Problem — It is required that all of the data be written out exactly.
⁂
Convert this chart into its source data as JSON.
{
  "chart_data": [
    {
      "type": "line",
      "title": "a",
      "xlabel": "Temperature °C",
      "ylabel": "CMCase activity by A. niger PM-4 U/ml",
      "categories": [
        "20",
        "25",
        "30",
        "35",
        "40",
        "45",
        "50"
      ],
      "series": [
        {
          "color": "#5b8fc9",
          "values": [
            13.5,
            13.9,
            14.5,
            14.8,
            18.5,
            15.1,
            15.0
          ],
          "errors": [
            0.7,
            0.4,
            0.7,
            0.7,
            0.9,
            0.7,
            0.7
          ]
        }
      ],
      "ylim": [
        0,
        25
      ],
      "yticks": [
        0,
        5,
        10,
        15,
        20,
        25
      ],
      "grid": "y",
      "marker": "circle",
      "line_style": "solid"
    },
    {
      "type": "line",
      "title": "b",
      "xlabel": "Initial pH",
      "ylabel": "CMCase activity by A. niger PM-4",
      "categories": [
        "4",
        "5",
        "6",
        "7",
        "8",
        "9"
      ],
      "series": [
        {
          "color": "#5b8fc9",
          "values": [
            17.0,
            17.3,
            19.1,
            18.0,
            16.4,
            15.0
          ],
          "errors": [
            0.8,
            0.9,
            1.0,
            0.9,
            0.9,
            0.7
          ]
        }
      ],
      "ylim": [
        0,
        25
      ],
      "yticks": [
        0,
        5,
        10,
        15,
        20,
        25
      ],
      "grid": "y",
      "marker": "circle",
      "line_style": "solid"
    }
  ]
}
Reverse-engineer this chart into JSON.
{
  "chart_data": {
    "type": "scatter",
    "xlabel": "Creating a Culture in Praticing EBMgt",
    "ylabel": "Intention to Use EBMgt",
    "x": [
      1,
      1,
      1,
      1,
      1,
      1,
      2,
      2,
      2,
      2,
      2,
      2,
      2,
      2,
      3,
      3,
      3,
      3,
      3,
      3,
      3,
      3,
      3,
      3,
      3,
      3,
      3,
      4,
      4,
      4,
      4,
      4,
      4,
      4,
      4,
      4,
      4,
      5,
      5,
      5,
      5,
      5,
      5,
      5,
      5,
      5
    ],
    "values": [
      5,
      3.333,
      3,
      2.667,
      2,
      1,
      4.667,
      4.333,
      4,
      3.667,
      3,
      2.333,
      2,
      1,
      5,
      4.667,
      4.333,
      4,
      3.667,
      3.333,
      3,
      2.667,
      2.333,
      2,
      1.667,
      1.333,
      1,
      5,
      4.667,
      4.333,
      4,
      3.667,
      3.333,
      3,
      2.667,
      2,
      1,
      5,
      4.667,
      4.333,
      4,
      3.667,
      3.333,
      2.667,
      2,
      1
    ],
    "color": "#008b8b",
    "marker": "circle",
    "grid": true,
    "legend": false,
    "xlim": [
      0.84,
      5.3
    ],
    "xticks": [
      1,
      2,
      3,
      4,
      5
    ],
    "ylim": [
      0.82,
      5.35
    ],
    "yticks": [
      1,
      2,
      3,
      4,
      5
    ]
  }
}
⁂
Exercise solution —
Convert this chart into its source data as JSON.
{
  "chart_data": [
    {
      "type": "line",
      "title": "a",
      "xlabel": "Temperature °C",
      "ylabel": "CMCase activity by A. niger PM-4 U/ml",
      "categories": [
        "20",
        "25",
        "30",
        "35",
        "40",
        "45",
        "50"
      ],
      "series": [
        {
          "color": "#5b8fc9",
          "values": [
            13.5,
            13.9,
            14.5,
            14.8,
            18.5,
            15.1,
            15.0
          ],
          "errors": [
            0.7,
            0.4,
            0.7,
            0.7,
            0.9,
            0.7,
            0.7
          ]
        }
      ],
      "ylim": [
        0,
        25
      ],
      "yticks": [
        0,
        5,
        10,
        15,
        20,
        25
      ],
      "grid": "y",
      "marker": "circle",
      "line_style": "solid"
    },
    {
      "type": "line",
      "title": "b",
      "xlabel": "Initial pH",
      "ylabel": "CMCase activity by A. niger PM-4",
      "categories": [
        "4",
        "5",
        "6",
        "7",
        "8",
        "9"
      ],
      "series": [
        {
          "color": "#5b8fc9",
          "values": [
            17.0,
            17.3,
            19.1,
            18.0,
            16.4,
            15.0
          ],
          "errors": [
            0.8,
            0.9,
            1.0,
            0.9,
            0.9,
            0.7
          ]
        }
      ],
      "ylim": [
        0,
        25
      ],
      "yticks": [
        0,
        5,
        10,
        15,
        20,
        25
      ],
      "grid": "y",
      "marker": "circle",
      "line_style": "solid"
    }
  ]
}
Reverse-engineer this chart into JSON.
{
  "chart_data": {
    "type": "scatter",
    "xlabel": "Creating a Culture in Praticing EBMgt",
    "ylabel": "Intention to Use EBMgt",
    "x": [
      1,
      1,
      1,
      1,
      1,
      1,
      2,
      2,
      2,
      2,
      2,
      2,
      2,
      2,
      3,
      3,
      3,
      3,
      3,
      3,
      3,
      3,
      3,
      3,
      3,
      3,
      3,
      4,
      4,
      4,
      4,
      4,
      4,
      4,
      4,
      4,
      4,
      5,
      5,
      5,
      5,
      5,
      5,
      5,
      5,
      5
    ],
    "values": [
      5,
      3.333,
      3,
      2.667,
      2,
      1,
      4.667,
      4.333,
      4,
      3.667,
      3,
      2.333,
      2,
      1,
      5,
      4.667,
      4.333,
      4,
      3.667,
      3.333,
      3,
      2.667,
      2.333,
      2,
      1.667,
      1.333,
      1,
      5,
      4.667,
      4.333,
      4,
      3.667,
      3.333,
      3,
      2.667,
      2,
      1,
      5,
      4.667,
      4.333,
      4,
      3.667,
      3.333,
      2.667,
      2,
      1
    ],
    "color": "#008b8b",
    "marker": "circle",
    "grid": true,
    "legend": false,
    "xlim": [
      0.84,
      5.3
    ],
    "xticks": [
      1,
      2,
      3,
      4,
      5
    ],
    "ylim": [
      0.82,
      5.35
    ],
    "yticks": [
      1,
      2,
      3,
      4,
      5
    ]
  }
}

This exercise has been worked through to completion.